# [AVAILABLE DATA]
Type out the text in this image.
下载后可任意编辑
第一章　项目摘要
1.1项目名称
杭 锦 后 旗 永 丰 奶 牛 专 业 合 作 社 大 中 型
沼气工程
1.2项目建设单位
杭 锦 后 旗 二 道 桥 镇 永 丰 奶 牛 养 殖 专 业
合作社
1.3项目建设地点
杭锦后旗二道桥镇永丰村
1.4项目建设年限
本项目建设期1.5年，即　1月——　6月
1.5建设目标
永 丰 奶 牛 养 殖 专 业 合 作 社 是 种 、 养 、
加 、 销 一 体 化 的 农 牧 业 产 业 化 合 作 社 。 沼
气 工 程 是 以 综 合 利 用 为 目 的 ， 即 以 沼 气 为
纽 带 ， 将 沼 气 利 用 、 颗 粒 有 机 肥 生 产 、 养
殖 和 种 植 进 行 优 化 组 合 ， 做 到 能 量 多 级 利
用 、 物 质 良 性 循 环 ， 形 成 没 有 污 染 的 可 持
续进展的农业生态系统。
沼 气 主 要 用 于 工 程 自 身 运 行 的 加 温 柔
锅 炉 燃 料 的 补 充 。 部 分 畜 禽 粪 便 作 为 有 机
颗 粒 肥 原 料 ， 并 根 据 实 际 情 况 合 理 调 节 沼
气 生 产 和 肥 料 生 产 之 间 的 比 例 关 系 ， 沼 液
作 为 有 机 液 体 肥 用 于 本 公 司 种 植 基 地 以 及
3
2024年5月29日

# [INSTRUCTION]
The listing above must be transcribed exactly, line by line.

# [TASK SOLUTION]
Type out the text in this image.
下载后可任意编辑
第一章　项目摘要
1.1项目名称
杭 锦 后 旗 永 丰 奶 牛 专 业 合 作 社 大 中 型
沼气工程
1.2项目建设单位
杭 锦 后 旗 二 道 桥 镇 永 丰 奶 牛 养 殖 专 业
合作社
1.3项目建设地点
杭锦后旗二道桥镇永丰村
1.4项目建设年限
本项目建设期1.5年，即　1月——　6月
1.5建设目标
永 丰 奶 牛 养 殖 专 业 合 作 社 是 种 、 养 、
加 、 销 一 体 化 的 农 牧 业 产 业 化 合 作 社 。 沼
气 工 程 是 以 综 合 利 用 为 目 的 ， 即 以 沼 气 为
纽 带 ， 将 沼 气 利 用 、 颗 粒 有 机 肥 生 产 、 养
殖 和 种 植 进 行 优 化 组 合 ， 做 到 能 量 多 级 利
用 、 物 质 良 性 循 环 ， 形 成 没 有 污 染 的 可 持
续进展的农业生态系统。
沼 气 主 要 用 于 工 程 自 身 运 行 的 加 温 柔
锅 炉 燃 料 的 补 充 。 部 分 畜 禽 粪 便 作 为 有 机
颗 粒 肥 原 料 ， 并 根 据 实 际 情 况 合 理 调 节 沼
气 生 产 和 肥 料 生 产 之 间 的 比 例 关 系 ， 沼 液
作 为 有 机 液 体 肥 用 于 本 公 司 种 植 基 地 以 及
3
2024年5月29日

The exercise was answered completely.